__Aim__. Give the number of lines containing "Mitchell" in this listing, with no other words.

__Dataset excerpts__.
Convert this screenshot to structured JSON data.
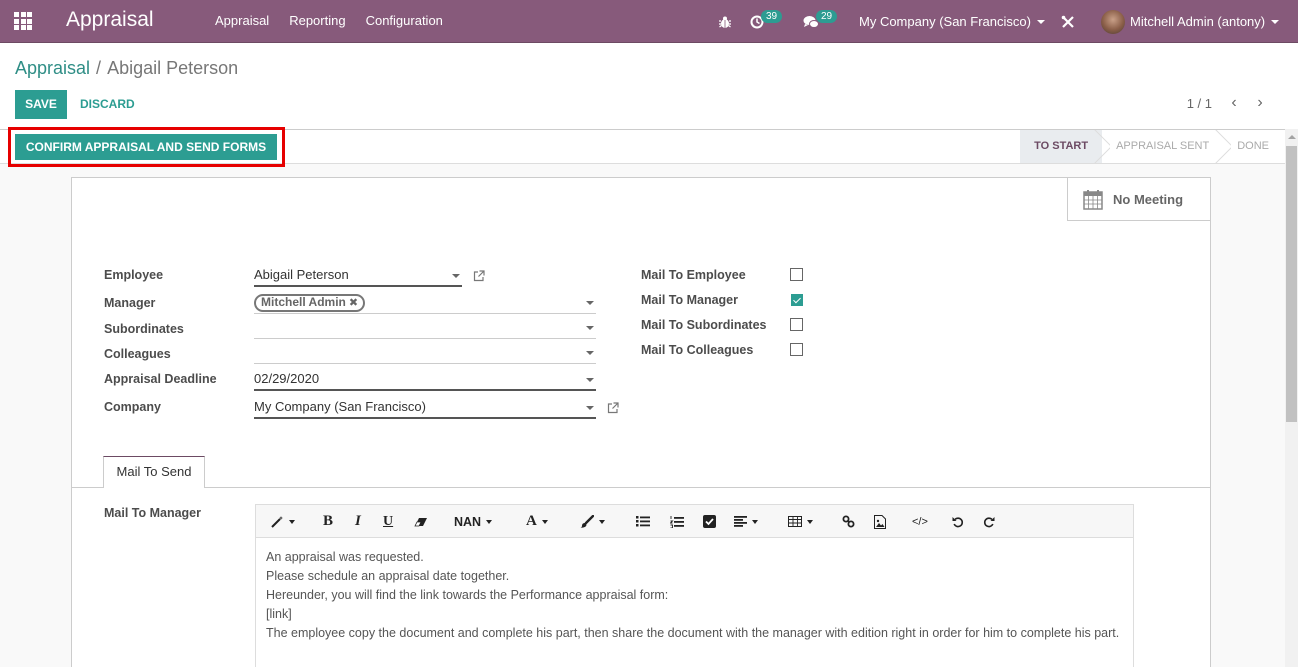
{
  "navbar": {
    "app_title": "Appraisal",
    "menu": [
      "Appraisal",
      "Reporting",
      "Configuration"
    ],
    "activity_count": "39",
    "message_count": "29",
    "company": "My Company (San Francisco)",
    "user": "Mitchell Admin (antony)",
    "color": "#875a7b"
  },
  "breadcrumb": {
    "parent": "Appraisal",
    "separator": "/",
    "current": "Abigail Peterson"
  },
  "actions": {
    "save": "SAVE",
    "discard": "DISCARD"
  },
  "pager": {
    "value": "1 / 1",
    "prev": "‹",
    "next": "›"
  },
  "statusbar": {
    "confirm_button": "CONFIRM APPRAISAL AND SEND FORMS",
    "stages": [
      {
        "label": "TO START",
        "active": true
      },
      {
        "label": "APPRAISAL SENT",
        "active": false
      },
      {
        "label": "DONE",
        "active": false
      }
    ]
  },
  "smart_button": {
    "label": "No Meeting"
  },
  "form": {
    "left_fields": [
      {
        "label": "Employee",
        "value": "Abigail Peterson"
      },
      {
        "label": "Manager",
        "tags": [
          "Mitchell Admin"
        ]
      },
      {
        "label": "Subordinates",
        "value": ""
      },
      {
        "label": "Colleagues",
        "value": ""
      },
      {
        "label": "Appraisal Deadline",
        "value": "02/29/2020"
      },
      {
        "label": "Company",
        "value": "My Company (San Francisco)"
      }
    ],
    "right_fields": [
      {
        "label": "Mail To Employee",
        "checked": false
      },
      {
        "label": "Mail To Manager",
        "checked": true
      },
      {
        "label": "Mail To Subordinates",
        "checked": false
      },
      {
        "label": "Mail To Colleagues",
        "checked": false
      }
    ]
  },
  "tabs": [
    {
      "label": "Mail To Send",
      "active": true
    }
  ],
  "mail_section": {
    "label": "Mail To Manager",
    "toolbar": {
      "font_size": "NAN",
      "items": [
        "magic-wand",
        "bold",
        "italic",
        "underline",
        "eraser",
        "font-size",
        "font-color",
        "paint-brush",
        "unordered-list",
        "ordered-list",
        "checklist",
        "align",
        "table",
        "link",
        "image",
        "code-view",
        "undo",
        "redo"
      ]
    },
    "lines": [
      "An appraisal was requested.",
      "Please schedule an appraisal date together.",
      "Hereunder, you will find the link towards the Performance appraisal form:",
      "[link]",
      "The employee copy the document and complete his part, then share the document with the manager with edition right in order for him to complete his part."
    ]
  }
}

__Result of the exercise__. 2